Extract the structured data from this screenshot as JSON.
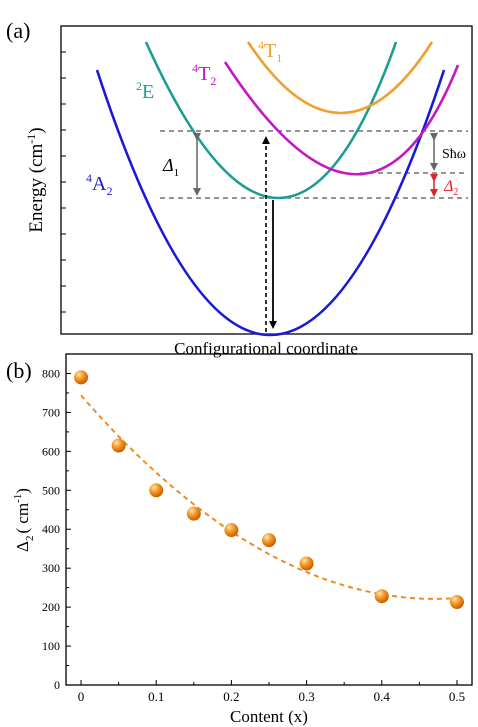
{
  "panel_a": {
    "label": "(a)",
    "ylabel": "Energy (cm",
    "ylabel_sup": "-1",
    "ylabel_end": ")",
    "xlabel": "Configurational coordinate",
    "states": [
      {
        "main": "4",
        "letter": "A",
        "sub": "2",
        "color": "#1a1ad6"
      },
      {
        "main": "2",
        "letter": "E",
        "sub": "",
        "color": "#1a9e91"
      },
      {
        "main": "4",
        "letter": "T",
        "sub": "2",
        "color": "#c418c4"
      },
      {
        "main": "4",
        "letter": "T",
        "sub": "1",
        "color": "#f0a030"
      }
    ],
    "annotations": {
      "delta1": "Δ",
      "delta1_sub": "1",
      "delta2": "Δ",
      "delta2_sub": "2",
      "shw": "Sħω"
    },
    "colors": {
      "delta2": "#e0202a",
      "arrow": "#000000",
      "dashed": "#555555",
      "gray_arrow": "#666666"
    }
  },
  "panel_b": {
    "label": "(b)"
  },
  "chart_data": {
    "type": "scatter",
    "x": [
      0,
      0.05,
      0.1,
      0.15,
      0.2,
      0.25,
      0.3,
      0.4,
      0.5
    ],
    "y": [
      790,
      615,
      500,
      440,
      398,
      372,
      312,
      228,
      213
    ],
    "xlabel": "Content (x)",
    "ylabel_main": "Δ",
    "ylabel_sub": "2",
    "ylabel_unit": "( cm",
    "ylabel_sup": "-1",
    "ylabel_end": ")",
    "xlim": [
      -0.02,
      0.52
    ],
    "ylim": [
      0,
      850
    ],
    "xticks": [
      "0",
      "0.1",
      "0.2",
      "0.3",
      "0.4",
      "0.5"
    ],
    "yticks": [
      "0",
      "100",
      "200",
      "300",
      "400",
      "500",
      "600",
      "700",
      "800"
    ],
    "fit": "dashed curve",
    "color": "#f08c1e"
  }
}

====

Task.
Using the material above, return every line exactly as it appears, minus the pictures.

Answer to the exercise.
Extract the structured data from this screenshot as JSON.
{
  "panel_a": {
    "label": "(a)",
    "ylabel": "Energy (cm",
    "ylabel_sup": "-1",
    "ylabel_end": ")",
    "xlabel": "Configurational coordinate",
    "states": [
      {
        "main": "4",
        "letter": "A",
        "sub": "2",
        "color": "#1a1ad6"
      },
      {
        "main": "2",
        "letter": "E",
        "sub": "",
        "color": "#1a9e91"
      },
      {
        "main": "4",
        "letter": "T",
        "sub": "2",
        "color": "#c418c4"
      },
      {
        "main": "4",
        "letter": "T",
        "sub": "1",
        "color": "#f0a030"
      }
    ],
    "annotations": {
      "delta1": "Δ",
      "delta1_sub": "1",
      "delta2": "Δ",
      "delta2_sub": "2",
      "shw": "Sħω"
    },
    "colors": {
      "delta2": "#e0202a",
      "arrow": "#000000",
      "dashed": "#555555",
      "gray_arrow": "#666666"
    }
  },
  "panel_b": {
    "label": "(b)"
  },
  "chart_data": {
    "type": "scatter",
    "x": [
      0,
      0.05,
      0.1,
      0.15,
      0.2,
      0.25,
      0.3,
      0.4,
      0.5
    ],
    "y": [
      790,
      615,
      500,
      440,
      398,
      372,
      312,
      228,
      213
    ],
    "xlabel": "Content (x)",
    "ylabel_main": "Δ",
    "ylabel_sub": "2",
    "ylabel_unit": "( cm",
    "ylabel_sup": "-1",
    "ylabel_end": ")",
    "xlim": [
      -0.02,
      0.52
    ],
    "ylim": [
      0,
      850
    ],
    "xticks": [
      "0",
      "0.1",
      "0.2",
      "0.3",
      "0.4",
      "0.5"
    ],
    "yticks": [
      "0",
      "100",
      "200",
      "300",
      "400",
      "500",
      "600",
      "700",
      "800"
    ],
    "fit": "dashed curve",
    "color": "#f08c1e"
  }
}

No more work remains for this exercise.